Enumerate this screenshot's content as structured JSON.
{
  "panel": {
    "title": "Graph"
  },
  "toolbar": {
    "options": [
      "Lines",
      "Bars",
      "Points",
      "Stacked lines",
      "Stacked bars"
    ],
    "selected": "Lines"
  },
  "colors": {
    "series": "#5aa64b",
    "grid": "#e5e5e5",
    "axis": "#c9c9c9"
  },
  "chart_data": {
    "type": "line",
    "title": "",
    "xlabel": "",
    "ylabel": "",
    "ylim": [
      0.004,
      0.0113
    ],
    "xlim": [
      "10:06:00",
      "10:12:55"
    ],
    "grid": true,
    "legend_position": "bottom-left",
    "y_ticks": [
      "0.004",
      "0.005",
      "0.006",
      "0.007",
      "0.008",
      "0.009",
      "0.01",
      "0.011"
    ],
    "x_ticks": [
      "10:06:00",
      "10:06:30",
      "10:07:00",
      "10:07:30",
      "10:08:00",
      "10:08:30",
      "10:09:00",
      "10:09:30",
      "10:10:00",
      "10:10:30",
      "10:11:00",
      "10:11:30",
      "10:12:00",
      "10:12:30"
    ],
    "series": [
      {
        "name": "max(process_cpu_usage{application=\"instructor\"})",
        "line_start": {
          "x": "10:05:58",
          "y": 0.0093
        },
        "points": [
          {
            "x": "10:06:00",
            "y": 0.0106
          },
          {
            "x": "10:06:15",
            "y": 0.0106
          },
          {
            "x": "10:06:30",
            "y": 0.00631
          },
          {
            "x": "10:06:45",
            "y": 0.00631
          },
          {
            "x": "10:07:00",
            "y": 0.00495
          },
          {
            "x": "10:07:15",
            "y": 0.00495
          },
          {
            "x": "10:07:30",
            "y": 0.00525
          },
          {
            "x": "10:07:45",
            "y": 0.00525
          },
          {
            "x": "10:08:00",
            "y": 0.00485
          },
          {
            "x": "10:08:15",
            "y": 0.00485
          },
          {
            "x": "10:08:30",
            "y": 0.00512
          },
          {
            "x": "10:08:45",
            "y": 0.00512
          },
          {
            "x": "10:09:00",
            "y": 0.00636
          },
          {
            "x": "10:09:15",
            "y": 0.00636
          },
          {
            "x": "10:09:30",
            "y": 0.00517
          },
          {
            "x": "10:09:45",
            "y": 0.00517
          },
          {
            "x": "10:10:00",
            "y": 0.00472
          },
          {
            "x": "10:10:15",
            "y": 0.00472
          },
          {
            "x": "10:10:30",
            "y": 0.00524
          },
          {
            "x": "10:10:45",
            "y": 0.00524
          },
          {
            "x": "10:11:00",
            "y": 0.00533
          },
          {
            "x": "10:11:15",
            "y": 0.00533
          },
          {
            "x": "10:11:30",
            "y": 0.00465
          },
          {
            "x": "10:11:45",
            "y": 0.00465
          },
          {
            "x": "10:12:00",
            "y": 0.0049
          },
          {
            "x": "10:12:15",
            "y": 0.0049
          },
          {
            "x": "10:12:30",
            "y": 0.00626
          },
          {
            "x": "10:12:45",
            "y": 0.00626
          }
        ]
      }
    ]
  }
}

########

**WHAT THIS TASK INVOLVES**
Retype every record above exactly as written.

**EXPECTED ANSWER**
Enumerate this screenshot's content as structured JSON.
{
  "panel": {
    "title": "Graph"
  },
  "toolbar": {
    "options": [
      "Lines",
      "Bars",
      "Points",
      "Stacked lines",
      "Stacked bars"
    ],
    "selected": "Lines"
  },
  "colors": {
    "series": "#5aa64b",
    "grid": "#e5e5e5",
    "axis": "#c9c9c9"
  },
  "chart_data": {
    "type": "line",
    "title": "",
    "xlabel": "",
    "ylabel": "",
    "ylim": [
      0.004,
      0.0113
    ],
    "xlim": [
      "10:06:00",
      "10:12:55"
    ],
    "grid": true,
    "legend_position": "bottom-left",
    "y_ticks": [
      "0.004",
      "0.005",
      "0.006",
      "0.007",
      "0.008",
      "0.009",
      "0.01",
      "0.011"
    ],
    "x_ticks": [
      "10:06:00",
      "10:06:30",
      "10:07:00",
      "10:07:30",
      "10:08:00",
      "10:08:30",
      "10:09:00",
      "10:09:30",
      "10:10:00",
      "10:10:30",
      "10:11:00",
      "10:11:30",
      "10:12:00",
      "10:12:30"
    ],
    "series": [
      {
        "name": "max(process_cpu_usage{application=\"instructor\"})",
        "line_start": {
          "x": "10:05:58",
          "y": 0.0093
        },
        "points": [
          {
            "x": "10:06:00",
            "y": 0.0106
          },
          {
            "x": "10:06:15",
            "y": 0.0106
          },
          {
            "x": "10:06:30",
            "y": 0.00631
          },
          {
            "x": "10:06:45",
            "y": 0.00631
          },
          {
            "x": "10:07:00",
            "y": 0.00495
          },
          {
            "x": "10:07:15",
            "y": 0.00495
          },
          {
            "x": "10:07:30",
            "y": 0.00525
          },
          {
            "x": "10:07:45",
            "y": 0.00525
          },
          {
            "x": "10:08:00",
            "y": 0.00485
          },
          {
            "x": "10:08:15",
            "y": 0.00485
          },
          {
            "x": "10:08:30",
            "y": 0.00512
          },
          {
            "x": "10:08:45",
            "y": 0.00512
          },
          {
            "x": "10:09:00",
            "y": 0.00636
          },
          {
            "x": "10:09:15",
            "y": 0.00636
          },
          {
            "x": "10:09:30",
            "y": 0.00517
          },
          {
            "x": "10:09:45",
            "y": 0.00517
          },
          {
            "x": "10:10:00",
            "y": 0.00472
          },
          {
            "x": "10:10:15",
            "y": 0.00472
          },
          {
            "x": "10:10:30",
            "y": 0.00524
          },
          {
            "x": "10:10:45",
            "y": 0.00524
          },
          {
            "x": "10:11:00",
            "y": 0.00533
          },
          {
            "x": "10:11:15",
            "y": 0.00533
          },
          {
            "x": "10:11:30",
            "y": 0.00465
          },
          {
            "x": "10:11:45",
            "y": 0.00465
          },
          {
            "x": "10:12:00",
            "y": 0.0049
          },
          {
            "x": "10:12:15",
            "y": 0.0049
          },
          {
            "x": "10:12:30",
            "y": 0.00626
          },
          {
            "x": "10:12:45",
            "y": 0.00626
          }
        ]
      }
    ]
  }
}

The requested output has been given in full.